### PROBLEM DETAILS
Below are some records. Pull every line that contains the word "place".

Records excerpted from a collection:
++++++++++

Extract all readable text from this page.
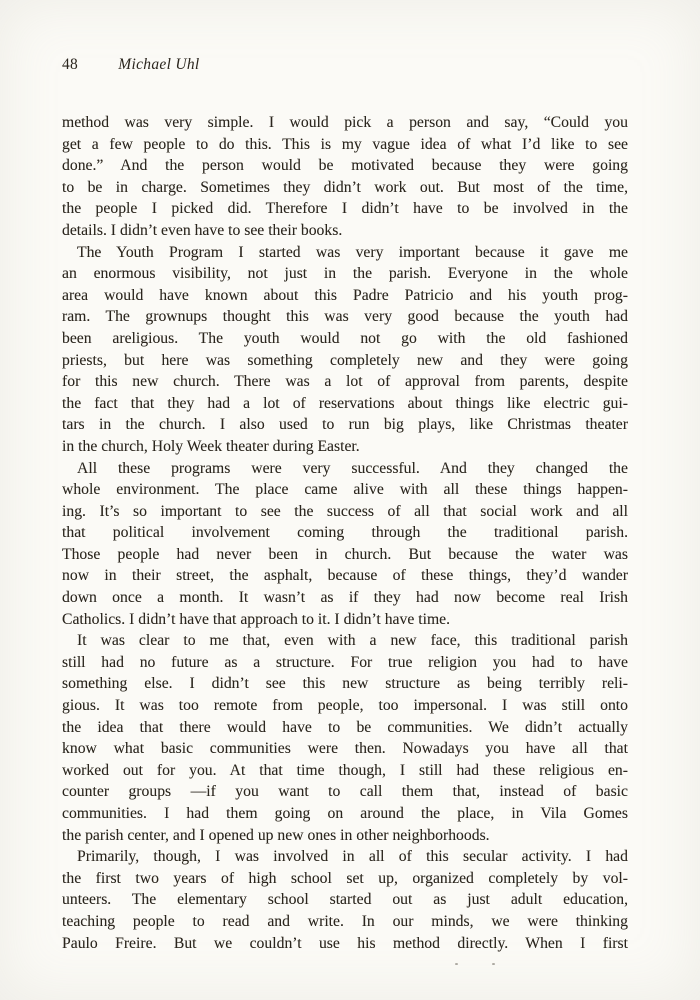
48	Michael Uhl
method was very simple. I would pick a person and say, “Could you
get a few people to do this. This is my vague idea of what I’d like to see
done.” And the person would be motivated because they were going
to be in charge. Sometimes they didn’t work out. But most of the time,
the people I picked did. Therefore I didn’t have to be involved in the
details. I didn’t even have to see their books.
The Youth Program I started was very important because it gave me
an enormous visibility, not just in the parish. Everyone in the whole
area would have known about this Padre Patricio and his youth prog-
ram. The grownups thought this was very good because the youth had
been areligious. The youth would not go with the old fashioned
priests, but here was something completely new and they were going
for this new church. There was a lot of approval from parents, despite
the fact that they had a lot of reservations about things like electric gui-
tars in the church. I also used to run big plays, like Christmas theater
in the church, Holy Week theater during Easter.
All these programs were very successful. And they changed the
whole environment. The place came alive with all these things happen-
ing. It’s so important to see the success of all that social work and all
that political involvement coming through the traditional parish.
Those people had never been in church. But because the water was
now in their street, the asphalt, because of these things, they’d wander
down once a month. It wasn’t as if they had now become real Irish
Catholics. I didn’t have that approach to it. I didn’t have time.
It was clear to me that, even with a new face, this traditional parish
still had no future as a structure. For true religion you had to have
something else. I didn’t see this new structure as being terribly reli-
gious. It was too remote from people, too impersonal. I was still onto
the idea that there would have to be communities. We didn’t actually
know what basic communities were then. Nowadays you have all that
worked out for you. At that time though, I still had these religious en-
counter groups —if you want to call them that, instead of basic
communities. I had them going on around the place, in Vila Gomes
the parish center, and I opened up new ones in other neighborhoods.
Primarily, though, I was involved in all of this secular activity. I had
the first two years of high school set up, organized completely by vol-
unteers. The elementary school started out as just adult education,
teaching people to read and write. In our minds, we were thinking
Paulo Freire. But we couldn’t use his method directly. When I first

++++++++++

### EXERCISE SOLUTION
whole environment. The place came alive with all these things happen-
communities. I had them going on around the place, in Vila Gomes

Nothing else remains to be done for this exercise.